start EXTRACTED MATERIAL
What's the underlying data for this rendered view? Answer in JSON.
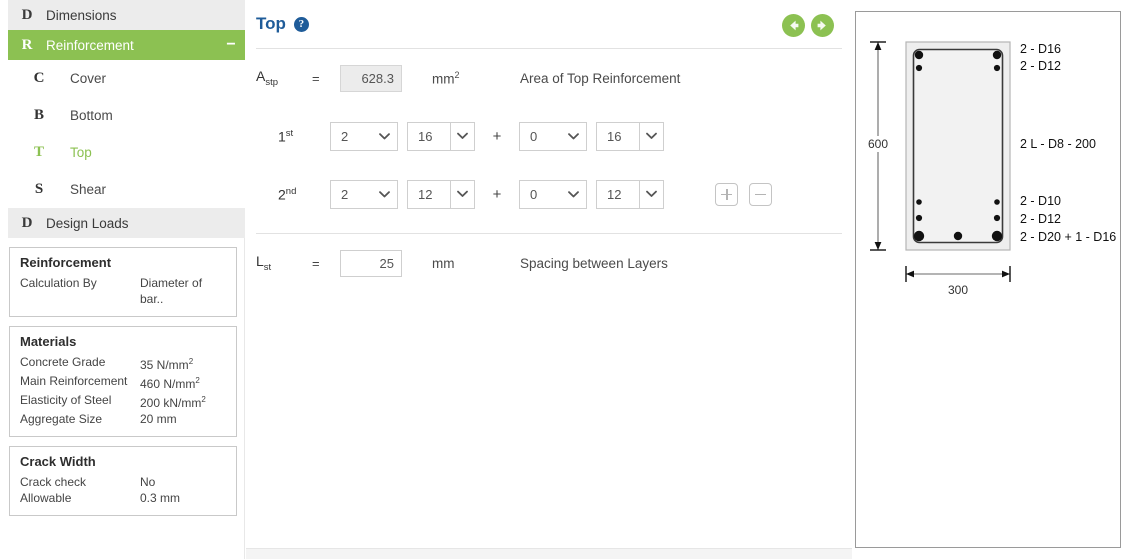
{
  "sidebar": {
    "groups": [
      {
        "badge": "D",
        "label": "Dimensions",
        "active": false,
        "collapse": ""
      },
      {
        "badge": "R",
        "label": "Reinforcement",
        "active": true,
        "collapse": "−"
      }
    ],
    "sub_items": [
      {
        "badge": "C",
        "label": "Cover",
        "selected": false
      },
      {
        "badge": "B",
        "label": "Bottom",
        "selected": false
      },
      {
        "badge": "T",
        "label": "Top",
        "selected": true
      },
      {
        "badge": "S",
        "label": "Shear",
        "selected": false
      }
    ],
    "design_loads": {
      "badge": "D",
      "label": "Design Loads"
    },
    "cards": [
      {
        "title": "Reinforcement",
        "rows": [
          {
            "key": "Calculation By",
            "value": "Diameter of bar.."
          }
        ]
      },
      {
        "title": "Materials",
        "rows": [
          {
            "key": "Concrete Grade",
            "value": "35 N/mm",
            "sup": "2"
          },
          {
            "key": "Main Reinforcement",
            "value": "460 N/mm",
            "sup": "2"
          },
          {
            "key": "Elasticity of Steel",
            "value": "200 kN/mm",
            "sup": "2"
          },
          {
            "key": "Aggregate Size",
            "value": "20 mm",
            "sup": ""
          }
        ]
      },
      {
        "title": "Crack Width",
        "rows": [
          {
            "key": "Crack check",
            "value": "No",
            "sup": ""
          },
          {
            "key": "Allowable",
            "value": "0.3 mm",
            "sup": ""
          }
        ]
      }
    ]
  },
  "main": {
    "title": "Top",
    "help_tooltip": "?",
    "prev_label": "Previous",
    "next_label": "Next",
    "area_field": {
      "symbol": "A",
      "subscript": "stp",
      "equals": "=",
      "value": "628.3",
      "unit": "mm",
      "unit_sup": "2",
      "description": "Area of Top Reinforcement"
    },
    "bar_rows": [
      {
        "ordinal": "1",
        "ordinal_sup": "st",
        "count1": "2",
        "dia1": "16",
        "operator": "+",
        "count2": "0",
        "dia2": "16"
      },
      {
        "ordinal": "2",
        "ordinal_sup": "nd",
        "count1": "2",
        "dia1": "12",
        "operator": "+",
        "count2": "0",
        "dia2": "12"
      }
    ],
    "add_layer_label": "+",
    "remove_layer_label": "−",
    "spacing_field": {
      "symbol": "L",
      "subscript": "st",
      "equals": "=",
      "value": "25",
      "unit": "mm",
      "description": "Spacing between Layers"
    }
  },
  "diagram": {
    "depth_label": "600",
    "width_label": "300",
    "top_annotations": [
      "2 - D16",
      "2 - D12"
    ],
    "side_annotation": "2 L - D8 - 200",
    "bottom_annotations": [
      "2 - D10",
      "2 - D12",
      "2 - D20 + 1 - D16"
    ]
  },
  "colors": {
    "accent_green": "#8cc152",
    "title_blue": "#1f5c99",
    "header_gray": "#ececec"
  }
}
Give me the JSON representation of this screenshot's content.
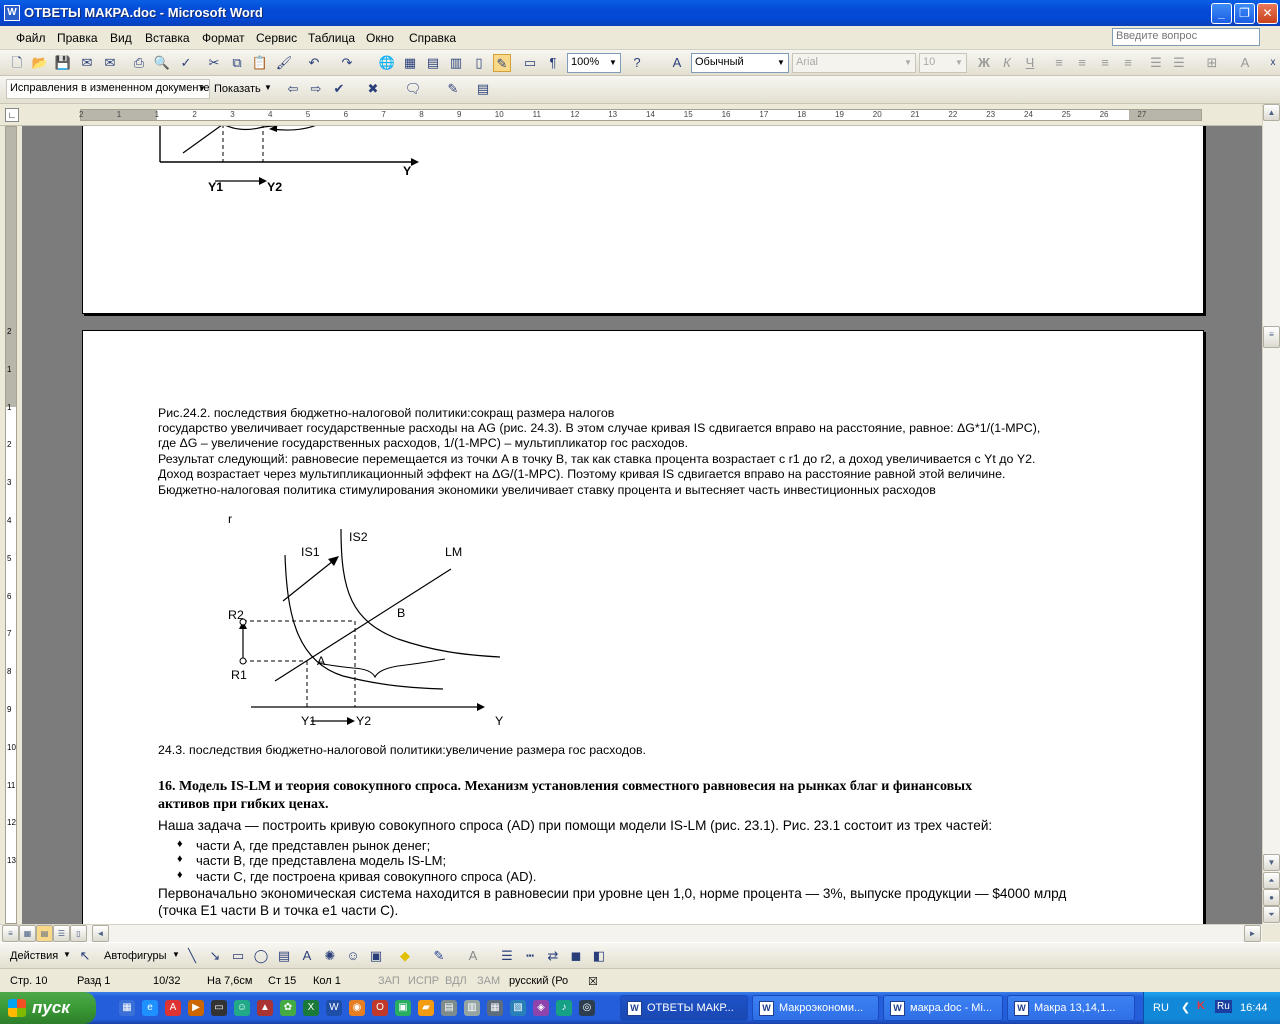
{
  "window": {
    "title": "ОТВЕТЫ МАКРА.doc - Microsoft Word",
    "app_icon": "W",
    "minimize": "_",
    "restore": "❐",
    "close": "✕"
  },
  "menu": {
    "items": [
      "Файл",
      "Правка",
      "Вид",
      "Вставка",
      "Формат",
      "Сервис",
      "Таблица",
      "Окно",
      "Справка"
    ],
    "ask_placeholder": "Введите вопрос"
  },
  "toolbar": {
    "zoom": "100%",
    "style": "Обычный",
    "font": "Arial",
    "font_size": "10",
    "bold": "Ж",
    "italic": "К",
    "underline": "Ч",
    "close_x": "x"
  },
  "review_toolbar": {
    "mode": "Исправления в измененном документе",
    "show": "Показать"
  },
  "ruler": {
    "ticks": [
      "2",
      "1",
      "1",
      "2",
      "3",
      "4",
      "5",
      "6",
      "7",
      "8",
      "9",
      "10",
      "11",
      "12",
      "13",
      "14",
      "15",
      "16",
      "17",
      "18",
      "19",
      "20",
      "21",
      "22",
      "23",
      "24",
      "25",
      "26",
      "27"
    ],
    "vticks": [
      "2",
      "1",
      "1",
      "2",
      "3",
      "4",
      "5",
      "6",
      "7",
      "8",
      "9",
      "10",
      "11",
      "12",
      "13"
    ]
  },
  "page1": {
    "graph_labels": {
      "y1": "Y1",
      "y2": "Y2",
      "y": "Y"
    }
  },
  "page2": {
    "caption_242": "Рис.24.2. последствия бюджетно-налоговой политики:сокращ размера налогов",
    "para1_line1": "государство увеличивает государственные расходы на AG (рис. 24.3). В этом случае кривая IS сдвигается вправо на расстояние, равное: ΔG*1/(1-MPC),",
    "para1_line2": "где ΔG – увеличение государственных расходов, 1/(1-MPC) – мультипликатор гос расходов.",
    "para2_line1": "Результат следующий: равновесие перемещается из точки A в точку B, так как ставка процента возрастает с r1 до r2, а доход увеличивается с Yt до Y2.",
    "para2_line2": "Доход возрастает через мультипликационный эффект на ΔG/(1-MPC). Поэтому кривая IS сдвигается вправо на расстояние равной этой величине.",
    "para2_line3": "Бюджетно-налоговая политика стимулирования экономики увеличивает ставку процента и вытесняет часть инвестиционных расходов",
    "graph": {
      "r": "r",
      "is1": "IS1",
      "is2": "IS2",
      "lm": "LM",
      "r2": "R2",
      "r1": "R1",
      "a": "A",
      "b": "B",
      "y1": "Y1",
      "y2": "Y2",
      "y": "Y"
    },
    "caption_243": "24.3. последствия бюджетно-налоговой политики:увеличение размера гос расходов.",
    "heading_line1": "16. Модель IS-LM и теория совокупного спроса. Механизм установления совместного равновесия на рынках благ и финансовых",
    "heading_line2": "активов при гибких ценах.",
    "intro": "Наша задача — построить кривую совокупного спроса (AD) при помощи модели IS-LM (рис. 23.1). Рис. 23.1 состоит из трех частей:",
    "bullets": [
      "части А, где представлен рынок денег;",
      "части В, где представлена модель IS-LM;",
      "части С, где построена кривая совокупного спроса (AD)."
    ],
    "last_line1": "Первоначально экономическая система находится в равновесии при уровне цен 1,0, норме процента — 3%, выпуске продукции — $4000 млрд",
    "last_line2": "(точка E1 части В и точка e1 части С)."
  },
  "drawbar": {
    "actions": "Действия",
    "autoshapes": "Автофигуры"
  },
  "status": {
    "page": "Стр. 10",
    "section": "Разд 1",
    "pages": "10/32",
    "at": "На 7,6см",
    "line": "Ст 15",
    "col": "Кол 1",
    "rec": "ЗАП",
    "trk": "ИСПР",
    "ext": "ВДЛ",
    "ovr": "ЗАМ",
    "lang": "русский (Ро"
  },
  "taskbar": {
    "start": "пуск",
    "tasks": [
      "ОТВЕТЫ МАКР...",
      "Макроэкономи...",
      "макра.doc - Mi...",
      "Макра 13,14,1..."
    ],
    "lang": "RU",
    "kb": "Ru",
    "time": "16:44"
  }
}
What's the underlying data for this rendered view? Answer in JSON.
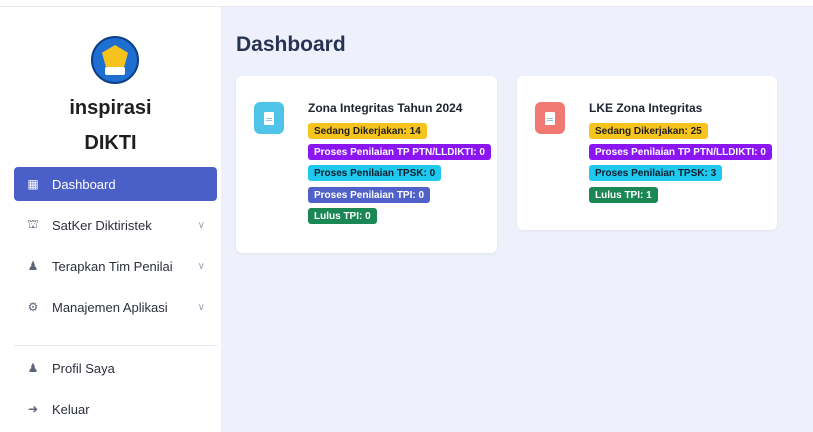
{
  "brand": {
    "line1": "inspirasi",
    "line2": "DIKTI"
  },
  "sidebar": {
    "items": [
      {
        "label": "Dashboard",
        "icon": "grid-icon"
      },
      {
        "label": "SatKer Diktiristek",
        "icon": "institution-icon"
      },
      {
        "label": "Terapkan Tim Penilai",
        "icon": "user-edit-icon"
      },
      {
        "label": "Manajemen Aplikasi",
        "icon": "gears-icon"
      }
    ],
    "bottom": [
      {
        "label": "Profil Saya",
        "icon": "user-icon"
      },
      {
        "label": "Keluar",
        "icon": "logout-icon"
      }
    ]
  },
  "main": {
    "title": "Dashboard",
    "cards": [
      {
        "title": "Zona Integritas Tahun 2024",
        "icon_color": "#4fc3e8",
        "badges": [
          "Sedang Dikerjakan: 14",
          "Proses Penilaian TP PTN/LLDIKTI: 0",
          "Proses Penilaian TPSK: 0",
          "Proses Penilaian TPI: 0",
          "Lulus TPI: 0"
        ]
      },
      {
        "title": "LKE Zona Integritas",
        "icon_color": "#f07a73",
        "badges": [
          "Sedang Dikerjakan: 25",
          "Proses Penilaian TP PTN/LLDIKTI: 0",
          "Proses Penilaian TPSK: 3",
          "Lulus TPI: 1"
        ]
      }
    ]
  },
  "colors": {
    "accent": "#4b5fc8",
    "background": "#eef1fb"
  }
}
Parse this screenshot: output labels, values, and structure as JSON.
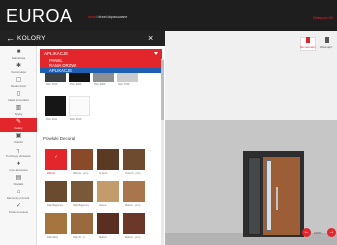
{
  "header": {
    "logo": "EUROA",
    "tagline_accent": "okna",
    "tagline_rest": "i drzwi dopasowane",
    "project": "Bełęcza 50"
  },
  "panel": {
    "title": "KOLORY",
    "dropdown_value": "APLIKACJE",
    "options": [
      "PANEL",
      "RAMA DRZWI",
      "APLIKACJE"
    ],
    "section_title": "Powłoki Decoral"
  },
  "nav": [
    {
      "icon": "home-icon",
      "label": "Nabudowa"
    },
    {
      "icon": "gear-icon",
      "label": "Konstrukcja"
    },
    {
      "icon": "window-icon",
      "label": "Model drzwi"
    },
    {
      "icon": "door-icon",
      "label": "Układ przeszkleń"
    },
    {
      "icon": "panel-icon",
      "label": "Szyby"
    },
    {
      "icon": "brush-icon",
      "label": "Kolory"
    },
    {
      "icon": "frame-icon",
      "label": "Klamki"
    },
    {
      "icon": "handle-icon",
      "label": "Pochwyty drzwiowe"
    },
    {
      "icon": "lock-icon",
      "label": "Inne akcesoria"
    },
    {
      "icon": "glass-icon",
      "label": "Dodatki"
    },
    {
      "icon": "tools-icon",
      "label": "Elementy przeszk."
    },
    {
      "icon": "check-icon",
      "label": "Podsumowanie"
    }
  ],
  "swatches_top": [
    "RAL 7016",
    "RAL 9005",
    "RAL 9006",
    "RAL 7035",
    "RAL 9011",
    "RAL 9016"
  ],
  "swatches_decoral": [
    "Wiśnia",
    "Wiśnia - przy...",
    "Orzech",
    "Orzech - przy...",
    "Dąb Bagienny",
    "Dąb Bagienny",
    "Sosna",
    "Mahoń - przy...",
    "Dąb Złoty",
    "Dąb Zł - p...",
    "Mahoń",
    "Mahoń - przy..."
  ],
  "viewer": {
    "view_outside": "Na zewnątrz",
    "view_inside": "Wewnątrz",
    "zoom": "100%"
  },
  "colors": {
    "brand_red": "#e3262b",
    "selected_option_blue": "#1e5fb4",
    "dark_bar": "#1e1e1e"
  }
}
end EXTRACTED MATERIAL
- _THE TASK_
Which lines contain the word "Reinforcement"? Copy each of them.

- _COMPLETE ANSWER_
        "label": "Reinforcement",
        "title": "Reinforcement",
            "key": "Main Reinforcement",
      "description": "Area of Top Reinforcement"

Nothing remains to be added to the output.